Data shown –
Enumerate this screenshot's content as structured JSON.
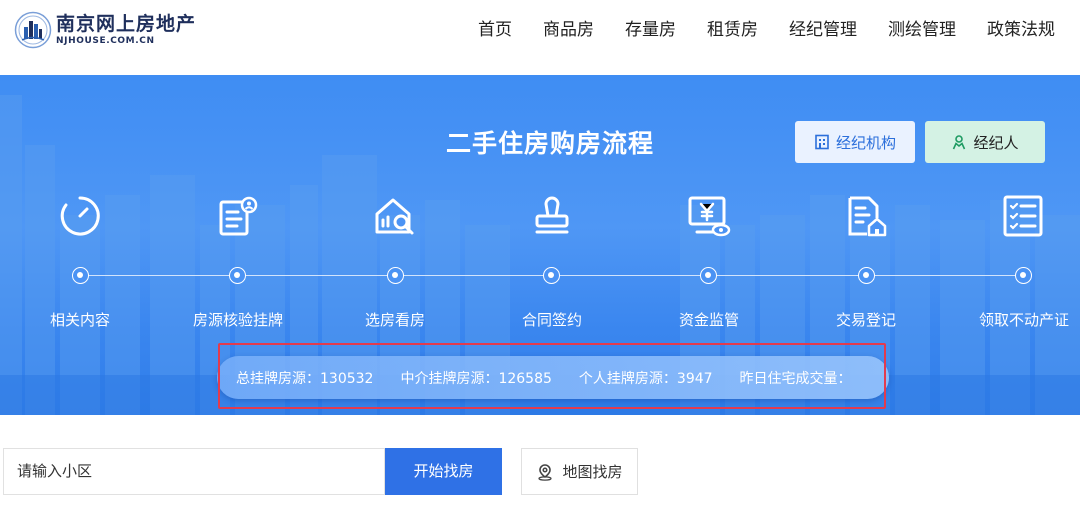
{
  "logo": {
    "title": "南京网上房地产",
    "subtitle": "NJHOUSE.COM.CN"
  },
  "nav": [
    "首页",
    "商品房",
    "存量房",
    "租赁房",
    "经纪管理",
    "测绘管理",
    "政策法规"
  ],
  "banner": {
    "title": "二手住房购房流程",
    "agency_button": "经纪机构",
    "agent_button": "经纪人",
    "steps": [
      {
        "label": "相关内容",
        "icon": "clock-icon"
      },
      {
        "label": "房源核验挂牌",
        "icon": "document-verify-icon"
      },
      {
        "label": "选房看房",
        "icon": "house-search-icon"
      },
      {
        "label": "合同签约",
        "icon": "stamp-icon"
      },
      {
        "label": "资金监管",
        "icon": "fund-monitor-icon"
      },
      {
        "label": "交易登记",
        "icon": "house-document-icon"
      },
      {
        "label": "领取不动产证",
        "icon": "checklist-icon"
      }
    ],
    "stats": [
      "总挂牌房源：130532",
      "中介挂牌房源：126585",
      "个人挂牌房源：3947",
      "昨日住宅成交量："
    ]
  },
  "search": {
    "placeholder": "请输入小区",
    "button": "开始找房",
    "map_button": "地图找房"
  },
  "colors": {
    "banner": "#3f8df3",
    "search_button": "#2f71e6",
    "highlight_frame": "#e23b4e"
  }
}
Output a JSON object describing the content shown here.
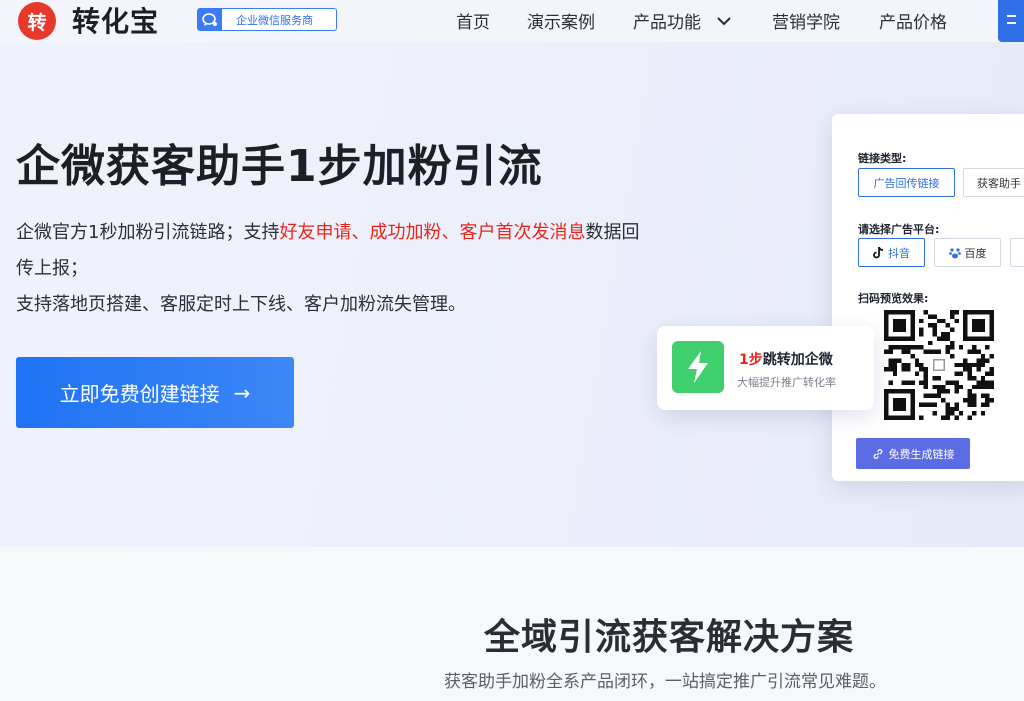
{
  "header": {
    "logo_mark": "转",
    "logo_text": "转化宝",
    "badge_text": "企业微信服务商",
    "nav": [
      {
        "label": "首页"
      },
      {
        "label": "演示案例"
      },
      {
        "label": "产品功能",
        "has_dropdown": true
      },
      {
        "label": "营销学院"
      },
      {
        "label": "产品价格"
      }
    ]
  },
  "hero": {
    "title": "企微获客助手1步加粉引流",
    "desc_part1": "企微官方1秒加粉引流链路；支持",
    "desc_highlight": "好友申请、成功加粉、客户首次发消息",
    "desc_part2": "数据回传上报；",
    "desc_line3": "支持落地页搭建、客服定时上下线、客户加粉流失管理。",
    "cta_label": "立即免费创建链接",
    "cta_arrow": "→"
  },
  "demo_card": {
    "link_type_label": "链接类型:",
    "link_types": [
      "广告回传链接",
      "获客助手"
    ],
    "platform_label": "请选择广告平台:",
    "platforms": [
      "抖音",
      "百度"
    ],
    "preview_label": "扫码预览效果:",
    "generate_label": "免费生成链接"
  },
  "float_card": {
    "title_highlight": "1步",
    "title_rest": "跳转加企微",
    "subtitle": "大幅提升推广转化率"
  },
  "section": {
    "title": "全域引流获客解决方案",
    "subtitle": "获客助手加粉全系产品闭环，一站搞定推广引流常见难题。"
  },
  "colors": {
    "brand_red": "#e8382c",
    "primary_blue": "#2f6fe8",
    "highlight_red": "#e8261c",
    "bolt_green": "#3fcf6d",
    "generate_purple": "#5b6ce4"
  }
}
==
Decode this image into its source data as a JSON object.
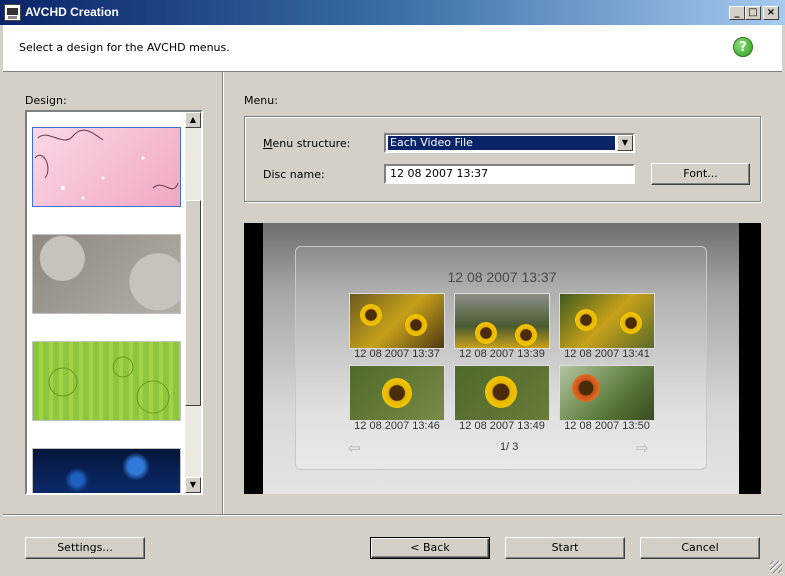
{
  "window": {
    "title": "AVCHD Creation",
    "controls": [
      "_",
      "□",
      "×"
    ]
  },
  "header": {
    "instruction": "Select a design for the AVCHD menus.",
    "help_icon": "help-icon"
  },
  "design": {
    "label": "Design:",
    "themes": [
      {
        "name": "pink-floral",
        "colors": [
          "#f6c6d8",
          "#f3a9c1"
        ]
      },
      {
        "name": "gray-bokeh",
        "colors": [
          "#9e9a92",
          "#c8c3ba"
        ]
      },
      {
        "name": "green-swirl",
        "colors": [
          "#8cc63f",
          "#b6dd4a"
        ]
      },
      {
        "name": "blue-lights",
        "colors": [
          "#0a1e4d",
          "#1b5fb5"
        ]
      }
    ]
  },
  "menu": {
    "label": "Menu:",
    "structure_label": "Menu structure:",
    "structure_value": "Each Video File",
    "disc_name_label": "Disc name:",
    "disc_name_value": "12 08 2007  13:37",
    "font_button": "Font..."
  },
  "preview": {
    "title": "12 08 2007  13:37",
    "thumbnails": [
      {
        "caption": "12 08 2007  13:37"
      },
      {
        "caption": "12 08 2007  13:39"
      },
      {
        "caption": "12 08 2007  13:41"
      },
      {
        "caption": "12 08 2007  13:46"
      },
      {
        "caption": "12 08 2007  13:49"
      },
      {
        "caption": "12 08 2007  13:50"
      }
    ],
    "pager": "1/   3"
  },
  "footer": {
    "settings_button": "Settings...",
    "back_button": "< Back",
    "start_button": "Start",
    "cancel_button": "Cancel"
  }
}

The request – Search the material above for "subtitle". Pull out each line where it shows up.

Right answer –
    "subtitle": "NJHOUSE.COM.CN"
    "subtitle": "大幅提升推广转化率"
    "subtitle": "获客助手加粉全系产品闭环，一站搞定推广引流常见难题。"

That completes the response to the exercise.